Figure content listings
=-=-=-=-=

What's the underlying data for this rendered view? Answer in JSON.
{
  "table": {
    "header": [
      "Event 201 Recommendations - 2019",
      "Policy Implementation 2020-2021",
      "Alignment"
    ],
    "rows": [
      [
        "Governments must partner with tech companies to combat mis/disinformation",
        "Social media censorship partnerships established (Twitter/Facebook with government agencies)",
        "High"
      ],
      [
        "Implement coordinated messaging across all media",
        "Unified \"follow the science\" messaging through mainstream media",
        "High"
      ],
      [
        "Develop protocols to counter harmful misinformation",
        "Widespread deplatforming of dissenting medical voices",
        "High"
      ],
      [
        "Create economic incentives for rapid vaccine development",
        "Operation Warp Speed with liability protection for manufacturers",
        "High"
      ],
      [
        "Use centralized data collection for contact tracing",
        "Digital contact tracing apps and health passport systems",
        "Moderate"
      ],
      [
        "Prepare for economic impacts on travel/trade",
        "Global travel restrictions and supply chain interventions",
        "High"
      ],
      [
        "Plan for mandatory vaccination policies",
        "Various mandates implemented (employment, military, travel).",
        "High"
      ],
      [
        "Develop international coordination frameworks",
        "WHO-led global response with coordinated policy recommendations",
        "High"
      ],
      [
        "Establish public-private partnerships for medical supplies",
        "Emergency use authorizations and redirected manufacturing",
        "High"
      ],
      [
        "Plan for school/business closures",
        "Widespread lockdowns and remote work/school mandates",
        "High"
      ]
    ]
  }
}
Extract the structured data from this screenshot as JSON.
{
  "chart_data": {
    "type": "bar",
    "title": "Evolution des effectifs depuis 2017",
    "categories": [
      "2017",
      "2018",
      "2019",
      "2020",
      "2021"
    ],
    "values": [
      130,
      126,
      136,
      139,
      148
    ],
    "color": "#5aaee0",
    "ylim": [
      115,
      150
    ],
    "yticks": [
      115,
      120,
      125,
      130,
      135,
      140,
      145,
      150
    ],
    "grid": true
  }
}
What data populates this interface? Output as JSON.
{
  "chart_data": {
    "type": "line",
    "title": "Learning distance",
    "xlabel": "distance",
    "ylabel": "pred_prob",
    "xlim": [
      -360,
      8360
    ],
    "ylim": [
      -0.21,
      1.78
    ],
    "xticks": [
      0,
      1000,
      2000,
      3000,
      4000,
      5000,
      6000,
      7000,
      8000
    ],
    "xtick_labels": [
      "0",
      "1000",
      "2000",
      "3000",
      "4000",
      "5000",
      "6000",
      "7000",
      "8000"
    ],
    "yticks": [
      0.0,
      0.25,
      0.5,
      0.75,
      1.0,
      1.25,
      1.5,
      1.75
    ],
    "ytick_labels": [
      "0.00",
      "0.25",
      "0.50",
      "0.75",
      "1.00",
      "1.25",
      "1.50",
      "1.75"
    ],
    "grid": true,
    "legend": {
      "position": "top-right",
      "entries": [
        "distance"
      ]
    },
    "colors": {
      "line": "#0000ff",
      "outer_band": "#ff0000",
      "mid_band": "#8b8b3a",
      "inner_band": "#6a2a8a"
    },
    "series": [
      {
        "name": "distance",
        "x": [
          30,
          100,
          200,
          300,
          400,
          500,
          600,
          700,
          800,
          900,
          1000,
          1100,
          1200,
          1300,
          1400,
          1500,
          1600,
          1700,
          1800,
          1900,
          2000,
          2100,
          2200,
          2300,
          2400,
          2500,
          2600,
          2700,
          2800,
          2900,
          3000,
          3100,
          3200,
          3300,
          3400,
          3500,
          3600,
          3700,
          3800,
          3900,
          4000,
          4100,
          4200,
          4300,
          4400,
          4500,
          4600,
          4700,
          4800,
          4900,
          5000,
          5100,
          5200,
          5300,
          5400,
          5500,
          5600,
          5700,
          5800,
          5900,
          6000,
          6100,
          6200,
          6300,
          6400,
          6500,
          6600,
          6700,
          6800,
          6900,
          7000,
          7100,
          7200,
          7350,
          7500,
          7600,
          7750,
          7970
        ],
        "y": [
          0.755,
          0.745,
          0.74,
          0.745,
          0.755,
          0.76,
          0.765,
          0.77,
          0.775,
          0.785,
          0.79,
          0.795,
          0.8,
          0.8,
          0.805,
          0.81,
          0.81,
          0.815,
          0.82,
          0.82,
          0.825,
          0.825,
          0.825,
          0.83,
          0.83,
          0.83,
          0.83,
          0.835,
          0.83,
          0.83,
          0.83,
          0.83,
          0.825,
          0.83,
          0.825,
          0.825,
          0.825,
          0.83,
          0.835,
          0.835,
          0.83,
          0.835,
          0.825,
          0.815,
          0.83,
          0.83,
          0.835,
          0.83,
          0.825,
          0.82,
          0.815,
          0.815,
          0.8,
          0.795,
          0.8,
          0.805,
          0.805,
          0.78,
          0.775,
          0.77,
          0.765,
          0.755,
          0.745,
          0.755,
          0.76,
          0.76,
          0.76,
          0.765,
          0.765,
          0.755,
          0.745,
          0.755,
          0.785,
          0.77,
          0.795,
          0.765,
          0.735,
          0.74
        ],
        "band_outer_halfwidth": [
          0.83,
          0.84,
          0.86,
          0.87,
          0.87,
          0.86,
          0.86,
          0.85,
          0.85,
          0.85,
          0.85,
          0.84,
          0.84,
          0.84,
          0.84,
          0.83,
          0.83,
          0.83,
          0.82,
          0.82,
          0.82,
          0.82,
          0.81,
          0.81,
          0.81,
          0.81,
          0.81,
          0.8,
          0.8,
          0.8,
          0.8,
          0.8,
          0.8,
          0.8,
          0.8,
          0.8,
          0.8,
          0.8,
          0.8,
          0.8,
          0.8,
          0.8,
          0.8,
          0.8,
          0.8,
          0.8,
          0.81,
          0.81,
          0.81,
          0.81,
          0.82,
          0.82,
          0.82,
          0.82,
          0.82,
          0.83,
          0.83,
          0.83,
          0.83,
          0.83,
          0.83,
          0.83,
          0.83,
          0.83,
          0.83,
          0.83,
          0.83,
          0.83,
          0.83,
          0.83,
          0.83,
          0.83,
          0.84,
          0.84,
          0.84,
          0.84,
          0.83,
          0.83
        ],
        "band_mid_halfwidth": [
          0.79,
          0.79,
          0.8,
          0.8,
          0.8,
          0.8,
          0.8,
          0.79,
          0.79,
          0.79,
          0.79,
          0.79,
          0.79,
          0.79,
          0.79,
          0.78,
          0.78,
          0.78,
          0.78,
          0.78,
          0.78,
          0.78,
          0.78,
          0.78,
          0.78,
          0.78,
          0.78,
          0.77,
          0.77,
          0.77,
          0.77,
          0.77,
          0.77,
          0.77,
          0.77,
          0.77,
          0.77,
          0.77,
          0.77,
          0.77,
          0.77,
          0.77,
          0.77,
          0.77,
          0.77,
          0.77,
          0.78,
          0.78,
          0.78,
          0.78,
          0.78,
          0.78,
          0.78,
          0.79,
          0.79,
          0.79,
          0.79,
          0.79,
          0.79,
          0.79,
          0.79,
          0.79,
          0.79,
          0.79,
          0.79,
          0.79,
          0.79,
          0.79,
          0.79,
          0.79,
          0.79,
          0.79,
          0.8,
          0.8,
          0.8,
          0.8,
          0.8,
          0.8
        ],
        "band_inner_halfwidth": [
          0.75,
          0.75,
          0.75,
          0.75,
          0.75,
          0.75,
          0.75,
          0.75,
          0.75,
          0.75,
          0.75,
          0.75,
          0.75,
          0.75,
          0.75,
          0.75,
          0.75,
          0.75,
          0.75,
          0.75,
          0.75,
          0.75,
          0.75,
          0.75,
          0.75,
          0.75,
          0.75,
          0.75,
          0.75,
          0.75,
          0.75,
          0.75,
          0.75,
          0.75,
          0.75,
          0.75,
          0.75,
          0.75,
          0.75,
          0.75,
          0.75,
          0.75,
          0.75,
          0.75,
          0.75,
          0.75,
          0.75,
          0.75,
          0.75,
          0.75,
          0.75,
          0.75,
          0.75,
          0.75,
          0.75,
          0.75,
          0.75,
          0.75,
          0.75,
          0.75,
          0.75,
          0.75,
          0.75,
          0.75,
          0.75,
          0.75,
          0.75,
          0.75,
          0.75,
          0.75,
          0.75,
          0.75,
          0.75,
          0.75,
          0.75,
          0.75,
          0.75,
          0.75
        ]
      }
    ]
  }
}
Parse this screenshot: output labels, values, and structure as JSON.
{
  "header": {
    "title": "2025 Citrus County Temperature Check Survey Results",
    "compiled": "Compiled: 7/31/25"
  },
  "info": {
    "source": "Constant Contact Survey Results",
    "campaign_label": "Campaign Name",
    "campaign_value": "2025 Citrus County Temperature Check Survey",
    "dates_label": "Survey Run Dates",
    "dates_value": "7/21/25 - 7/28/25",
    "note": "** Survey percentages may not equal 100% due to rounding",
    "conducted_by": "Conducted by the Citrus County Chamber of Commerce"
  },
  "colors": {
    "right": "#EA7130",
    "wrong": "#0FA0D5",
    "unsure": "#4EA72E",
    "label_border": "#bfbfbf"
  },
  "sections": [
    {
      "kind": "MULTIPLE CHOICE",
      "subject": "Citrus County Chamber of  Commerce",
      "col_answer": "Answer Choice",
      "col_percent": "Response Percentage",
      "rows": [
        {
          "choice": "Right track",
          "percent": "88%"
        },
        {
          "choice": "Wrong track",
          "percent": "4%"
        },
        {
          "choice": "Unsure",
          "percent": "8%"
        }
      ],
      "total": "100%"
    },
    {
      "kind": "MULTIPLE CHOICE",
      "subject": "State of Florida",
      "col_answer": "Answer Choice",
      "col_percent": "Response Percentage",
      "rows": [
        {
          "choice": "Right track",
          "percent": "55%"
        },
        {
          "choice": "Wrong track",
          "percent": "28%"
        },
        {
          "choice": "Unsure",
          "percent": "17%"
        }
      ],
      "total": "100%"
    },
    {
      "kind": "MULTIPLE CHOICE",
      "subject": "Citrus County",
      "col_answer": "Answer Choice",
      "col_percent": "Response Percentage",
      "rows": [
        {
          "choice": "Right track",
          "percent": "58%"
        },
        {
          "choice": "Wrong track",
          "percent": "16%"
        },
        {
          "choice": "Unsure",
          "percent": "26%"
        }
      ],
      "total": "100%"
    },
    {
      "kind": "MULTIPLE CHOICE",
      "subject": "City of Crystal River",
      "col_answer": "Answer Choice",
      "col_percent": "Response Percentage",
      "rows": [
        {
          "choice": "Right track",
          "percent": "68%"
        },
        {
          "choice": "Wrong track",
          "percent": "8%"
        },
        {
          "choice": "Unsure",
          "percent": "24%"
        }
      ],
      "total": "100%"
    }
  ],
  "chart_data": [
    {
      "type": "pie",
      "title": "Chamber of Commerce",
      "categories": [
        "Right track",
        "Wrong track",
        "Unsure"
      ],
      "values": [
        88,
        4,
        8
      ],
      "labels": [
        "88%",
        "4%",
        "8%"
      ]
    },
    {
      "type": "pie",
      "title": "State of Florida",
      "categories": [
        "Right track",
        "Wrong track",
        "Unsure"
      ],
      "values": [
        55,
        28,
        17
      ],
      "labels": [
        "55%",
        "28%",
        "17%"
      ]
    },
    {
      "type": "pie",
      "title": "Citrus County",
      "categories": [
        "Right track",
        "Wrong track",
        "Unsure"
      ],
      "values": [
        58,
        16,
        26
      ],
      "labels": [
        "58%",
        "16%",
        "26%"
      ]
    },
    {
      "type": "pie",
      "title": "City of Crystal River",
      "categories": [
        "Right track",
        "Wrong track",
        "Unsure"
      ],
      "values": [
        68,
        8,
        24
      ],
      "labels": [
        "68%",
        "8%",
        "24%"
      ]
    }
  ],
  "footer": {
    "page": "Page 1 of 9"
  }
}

=-=-=-=-=

> **Given request**
Each line holding "Citrus" must be found and copied.

> **Result of the exercise**
    "title": "2025 Citrus County Temperature Check Survey Results",
    "campaign_value": "2025 Citrus County Temperature Check Survey",
    "conducted_by": "Conducted by the Citrus County Chamber of Commerce"
      "subject": "Citrus County Chamber of  Commerce",
      "subject": "Citrus County",
      "title": "Citrus County",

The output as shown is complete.